■ 本文:

——————————

「日本海溝・千島海溝沿いの巨大地震の被害想定について」(12月21日公表)

12月21日に発表された「日本海溝・千島海溝沿いの巨大地震の被害想定について」(内閣府)ですが、なぜ発表されたのか、どのような意味をもつ発表なのか、どこに注目すればよいのかわからないまま、「死者約20万人も」といった印象だけが記憶に残り、まだ4日しか経っていない12月25日には「過去のニュース」としてその記憶も既に薄れている自分がいます。

なんとなく気味の悪い地震が続き、今年のクリスマスプレゼント交換を防寒保温シートにした(皆で千円程度のものを交換し合うことにしている)くらい少々気を引き締めているこの頃、4日で「死者約20万人も」の記憶が薄れるのに抗うためにここで、12月21日のニュースが「なぜ発表されたのか、どのような意味をもつ発表なのか、どこに注目すればよいのか」につき整理してみます。

 

ここではまず、「10年以内30%以上」と予測される海溝型地震(ここではマグニチュード8以上)を、「今までに発表した活断層及び海溝型地震の長期評価結果一覧(令和3年1月13日現在)」(⇒関連資料1)からひろってみると以下の2つです。

  • 「根室沖」7.8~8.5程度
  • 「南海トラフ」8~9クラス

12月21日の記事は「マグニチュード9級の巨大地震が起こった場合」としているので、上記「根室沖」というよりも、同じ資料に示されている「超巨大地震 マグニチュード8.8程度以上 10年以内確率2~10%,30年以内確率7~40%」のイメージに近いもので、千島海溝型と日本海溝型の2つが示されています。特に千島海溝型の場合の最大規模をマグニチュード9.3と想定。マグニチュード9.0だった2011年の東日本大震災をさらに上回るエネルギーです。

——————————

■ データ内容:

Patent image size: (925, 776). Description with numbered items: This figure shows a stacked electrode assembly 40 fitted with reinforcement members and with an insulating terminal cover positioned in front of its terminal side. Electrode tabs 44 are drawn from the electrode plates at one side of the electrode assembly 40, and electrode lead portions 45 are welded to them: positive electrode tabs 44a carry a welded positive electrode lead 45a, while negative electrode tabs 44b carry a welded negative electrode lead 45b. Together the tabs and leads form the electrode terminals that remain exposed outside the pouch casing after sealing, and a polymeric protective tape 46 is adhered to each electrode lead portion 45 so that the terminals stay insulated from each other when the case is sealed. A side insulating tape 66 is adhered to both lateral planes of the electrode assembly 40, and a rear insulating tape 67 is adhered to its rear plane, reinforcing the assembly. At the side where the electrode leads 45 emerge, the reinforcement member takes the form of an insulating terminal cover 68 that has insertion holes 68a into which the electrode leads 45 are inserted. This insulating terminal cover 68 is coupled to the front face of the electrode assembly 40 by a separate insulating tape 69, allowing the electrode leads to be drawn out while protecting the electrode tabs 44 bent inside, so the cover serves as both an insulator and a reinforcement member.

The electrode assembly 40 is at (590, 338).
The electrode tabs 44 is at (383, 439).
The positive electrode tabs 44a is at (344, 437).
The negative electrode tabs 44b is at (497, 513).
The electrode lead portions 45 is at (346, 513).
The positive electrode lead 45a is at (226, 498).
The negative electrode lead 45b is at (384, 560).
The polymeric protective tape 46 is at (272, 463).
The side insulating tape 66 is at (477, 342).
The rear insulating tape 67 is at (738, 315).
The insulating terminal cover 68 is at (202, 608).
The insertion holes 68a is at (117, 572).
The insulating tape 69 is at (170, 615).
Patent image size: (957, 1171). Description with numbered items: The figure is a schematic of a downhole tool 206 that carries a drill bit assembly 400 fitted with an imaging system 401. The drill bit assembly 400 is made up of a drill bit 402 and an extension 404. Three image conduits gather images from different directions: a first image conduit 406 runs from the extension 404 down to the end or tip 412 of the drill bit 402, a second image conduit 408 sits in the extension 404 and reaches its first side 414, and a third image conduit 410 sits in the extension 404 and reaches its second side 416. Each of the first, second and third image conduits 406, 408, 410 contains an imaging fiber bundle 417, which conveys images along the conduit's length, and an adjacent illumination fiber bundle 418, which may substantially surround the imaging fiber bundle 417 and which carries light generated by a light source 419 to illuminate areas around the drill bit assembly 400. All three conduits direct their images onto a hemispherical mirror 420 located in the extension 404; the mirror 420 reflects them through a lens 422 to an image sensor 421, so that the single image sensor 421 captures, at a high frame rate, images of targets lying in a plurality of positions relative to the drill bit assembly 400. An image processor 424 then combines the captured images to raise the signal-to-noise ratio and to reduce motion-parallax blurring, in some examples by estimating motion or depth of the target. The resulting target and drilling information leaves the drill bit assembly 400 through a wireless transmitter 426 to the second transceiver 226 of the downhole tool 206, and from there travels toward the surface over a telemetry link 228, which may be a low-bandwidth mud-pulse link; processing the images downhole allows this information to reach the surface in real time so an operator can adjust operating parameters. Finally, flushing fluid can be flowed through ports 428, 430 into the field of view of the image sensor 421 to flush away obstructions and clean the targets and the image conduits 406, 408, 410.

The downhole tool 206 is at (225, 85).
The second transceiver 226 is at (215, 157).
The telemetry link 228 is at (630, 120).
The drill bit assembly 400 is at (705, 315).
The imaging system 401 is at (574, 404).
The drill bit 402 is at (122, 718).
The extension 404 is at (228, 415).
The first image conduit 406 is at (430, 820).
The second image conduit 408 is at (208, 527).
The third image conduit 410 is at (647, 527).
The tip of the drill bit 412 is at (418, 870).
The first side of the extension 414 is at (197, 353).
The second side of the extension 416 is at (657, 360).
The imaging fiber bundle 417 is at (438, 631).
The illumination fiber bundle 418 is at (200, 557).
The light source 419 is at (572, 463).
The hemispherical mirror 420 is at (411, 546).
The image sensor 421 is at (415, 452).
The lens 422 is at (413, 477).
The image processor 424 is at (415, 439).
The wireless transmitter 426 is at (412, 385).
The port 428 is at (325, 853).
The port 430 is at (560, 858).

——————————

■ 課題: 巨大地震の被害想定についての本文から、「なんとなく気味の悪い地震が続」で始まり「ろってみると以下の2つです。」まで続く部分を、一字一句変えずに書き出してください。 これらの記録は今回の作業には関係しません。

■ 解答例:
なんとなく気味の悪い地震が続き、今年のクリスマスプレゼント交換を防寒保温シートにした(皆で千円程度のものを交換し合うことにしている)くらい少々気を引き締めているこの頃、4日で「死者約20万人も」の記憶が薄れるのに抗うためにここで、12月21日のニュースが「なぜ発表されたのか、どのような意味をもつ発表なのか、どこに注目すればよいのか」につき整理してみます。

 

ここではまず、「10年以内30%以上」と予測される海溝型地震(ここではマグニチュード8以上)を、「今までに発表した活断層及び海溝型地震の長期評価結果一覧(令和3年1月13日現在)」(⇒関連資料1)からひろってみると以下の2つです。